> _Stated exercise_
Copy the records below exactly, omitting any pictures they contain.

> _Data extract_
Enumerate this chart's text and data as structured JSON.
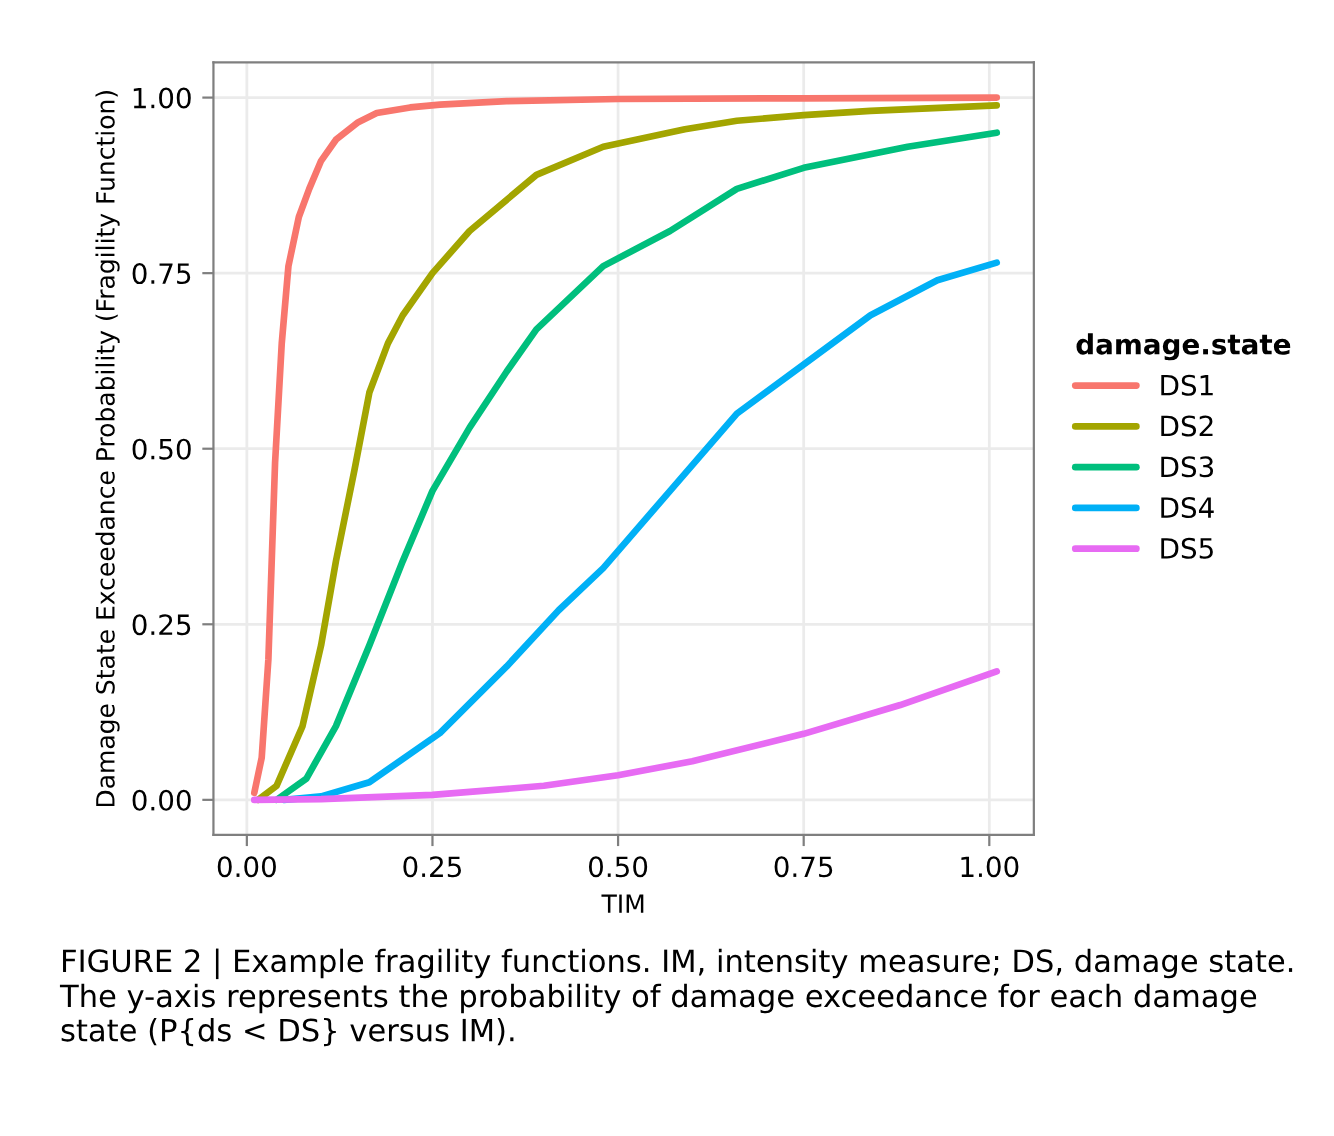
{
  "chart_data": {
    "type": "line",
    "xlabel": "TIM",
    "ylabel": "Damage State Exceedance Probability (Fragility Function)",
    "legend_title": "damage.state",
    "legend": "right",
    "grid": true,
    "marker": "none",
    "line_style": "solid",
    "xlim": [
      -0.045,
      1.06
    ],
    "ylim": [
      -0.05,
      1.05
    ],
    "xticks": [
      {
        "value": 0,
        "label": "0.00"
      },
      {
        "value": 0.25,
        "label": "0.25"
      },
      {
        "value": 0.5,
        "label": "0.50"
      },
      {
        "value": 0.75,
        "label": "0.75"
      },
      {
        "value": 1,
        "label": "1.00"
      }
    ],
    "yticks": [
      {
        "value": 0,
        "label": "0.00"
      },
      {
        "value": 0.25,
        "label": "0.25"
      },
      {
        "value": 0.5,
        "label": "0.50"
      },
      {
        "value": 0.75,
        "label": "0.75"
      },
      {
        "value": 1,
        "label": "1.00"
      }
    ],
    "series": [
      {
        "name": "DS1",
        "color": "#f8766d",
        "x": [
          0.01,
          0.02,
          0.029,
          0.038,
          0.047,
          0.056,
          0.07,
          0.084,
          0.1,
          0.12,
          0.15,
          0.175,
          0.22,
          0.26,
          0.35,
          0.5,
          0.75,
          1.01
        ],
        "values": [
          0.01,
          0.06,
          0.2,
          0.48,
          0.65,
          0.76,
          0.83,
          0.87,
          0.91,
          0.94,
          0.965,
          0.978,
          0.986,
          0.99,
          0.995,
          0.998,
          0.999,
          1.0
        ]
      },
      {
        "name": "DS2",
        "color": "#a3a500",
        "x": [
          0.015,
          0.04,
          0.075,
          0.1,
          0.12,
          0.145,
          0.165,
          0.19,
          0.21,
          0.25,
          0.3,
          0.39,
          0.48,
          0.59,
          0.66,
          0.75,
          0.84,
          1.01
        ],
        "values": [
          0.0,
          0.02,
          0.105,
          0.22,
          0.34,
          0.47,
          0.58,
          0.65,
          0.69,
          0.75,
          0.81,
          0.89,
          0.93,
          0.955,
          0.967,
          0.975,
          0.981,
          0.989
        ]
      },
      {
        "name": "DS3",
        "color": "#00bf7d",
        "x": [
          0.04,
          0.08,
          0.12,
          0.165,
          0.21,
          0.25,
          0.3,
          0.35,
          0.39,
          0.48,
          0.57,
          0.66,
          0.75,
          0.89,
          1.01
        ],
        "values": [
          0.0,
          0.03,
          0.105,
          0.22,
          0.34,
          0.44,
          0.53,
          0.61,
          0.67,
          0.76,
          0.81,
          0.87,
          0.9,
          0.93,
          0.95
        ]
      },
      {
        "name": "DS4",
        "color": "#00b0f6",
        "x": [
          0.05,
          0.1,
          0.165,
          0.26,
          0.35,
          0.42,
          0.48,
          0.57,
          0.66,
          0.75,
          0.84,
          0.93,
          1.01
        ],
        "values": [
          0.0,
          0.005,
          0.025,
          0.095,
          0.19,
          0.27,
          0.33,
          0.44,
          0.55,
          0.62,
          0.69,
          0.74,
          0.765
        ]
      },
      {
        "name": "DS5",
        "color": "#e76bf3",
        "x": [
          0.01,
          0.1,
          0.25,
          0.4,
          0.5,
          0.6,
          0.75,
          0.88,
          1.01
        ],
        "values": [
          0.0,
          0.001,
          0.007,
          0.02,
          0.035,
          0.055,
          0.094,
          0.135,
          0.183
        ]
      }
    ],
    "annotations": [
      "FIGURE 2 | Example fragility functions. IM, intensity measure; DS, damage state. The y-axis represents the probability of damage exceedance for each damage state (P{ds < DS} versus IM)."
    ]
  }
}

> _Response below_
Enumerate this chart's text and data as structured JSON.
{
  "chart_data": {
    "type": "line",
    "xlabel": "TIM",
    "ylabel": "Damage State Exceedance Probability (Fragility Function)",
    "legend_title": "damage.state",
    "legend": "right",
    "grid": true,
    "marker": "none",
    "line_style": "solid",
    "xlim": [
      -0.045,
      1.06
    ],
    "ylim": [
      -0.05,
      1.05
    ],
    "xticks": [
      {
        "value": 0,
        "label": "0.00"
      },
      {
        "value": 0.25,
        "label": "0.25"
      },
      {
        "value": 0.5,
        "label": "0.50"
      },
      {
        "value": 0.75,
        "label": "0.75"
      },
      {
        "value": 1,
        "label": "1.00"
      }
    ],
    "yticks": [
      {
        "value": 0,
        "label": "0.00"
      },
      {
        "value": 0.25,
        "label": "0.25"
      },
      {
        "value": 0.5,
        "label": "0.50"
      },
      {
        "value": 0.75,
        "label": "0.75"
      },
      {
        "value": 1,
        "label": "1.00"
      }
    ],
    "series": [
      {
        "name": "DS1",
        "color": "#f8766d",
        "x": [
          0.01,
          0.02,
          0.029,
          0.038,
          0.047,
          0.056,
          0.07,
          0.084,
          0.1,
          0.12,
          0.15,
          0.175,
          0.22,
          0.26,
          0.35,
          0.5,
          0.75,
          1.01
        ],
        "values": [
          0.01,
          0.06,
          0.2,
          0.48,
          0.65,
          0.76,
          0.83,
          0.87,
          0.91,
          0.94,
          0.965,
          0.978,
          0.986,
          0.99,
          0.995,
          0.998,
          0.999,
          1.0
        ]
      },
      {
        "name": "DS2",
        "color": "#a3a500",
        "x": [
          0.015,
          0.04,
          0.075,
          0.1,
          0.12,
          0.145,
          0.165,
          0.19,
          0.21,
          0.25,
          0.3,
          0.39,
          0.48,
          0.59,
          0.66,
          0.75,
          0.84,
          1.01
        ],
        "values": [
          0.0,
          0.02,
          0.105,
          0.22,
          0.34,
          0.47,
          0.58,
          0.65,
          0.69,
          0.75,
          0.81,
          0.89,
          0.93,
          0.955,
          0.967,
          0.975,
          0.981,
          0.989
        ]
      },
      {
        "name": "DS3",
        "color": "#00bf7d",
        "x": [
          0.04,
          0.08,
          0.12,
          0.165,
          0.21,
          0.25,
          0.3,
          0.35,
          0.39,
          0.48,
          0.57,
          0.66,
          0.75,
          0.89,
          1.01
        ],
        "values": [
          0.0,
          0.03,
          0.105,
          0.22,
          0.34,
          0.44,
          0.53,
          0.61,
          0.67,
          0.76,
          0.81,
          0.87,
          0.9,
          0.93,
          0.95
        ]
      },
      {
        "name": "DS4",
        "color": "#00b0f6",
        "x": [
          0.05,
          0.1,
          0.165,
          0.26,
          0.35,
          0.42,
          0.48,
          0.57,
          0.66,
          0.75,
          0.84,
          0.93,
          1.01
        ],
        "values": [
          0.0,
          0.005,
          0.025,
          0.095,
          0.19,
          0.27,
          0.33,
          0.44,
          0.55,
          0.62,
          0.69,
          0.74,
          0.765
        ]
      },
      {
        "name": "DS5",
        "color": "#e76bf3",
        "x": [
          0.01,
          0.1,
          0.25,
          0.4,
          0.5,
          0.6,
          0.75,
          0.88,
          1.01
        ],
        "values": [
          0.0,
          0.001,
          0.007,
          0.02,
          0.035,
          0.055,
          0.094,
          0.135,
          0.183
        ]
      }
    ],
    "annotations": [
      "FIGURE 2 | Example fragility functions. IM, intensity measure; DS, damage state. The y-axis represents the probability of damage exceedance for each damage state (P{ds < DS} versus IM)."
    ]
  }
}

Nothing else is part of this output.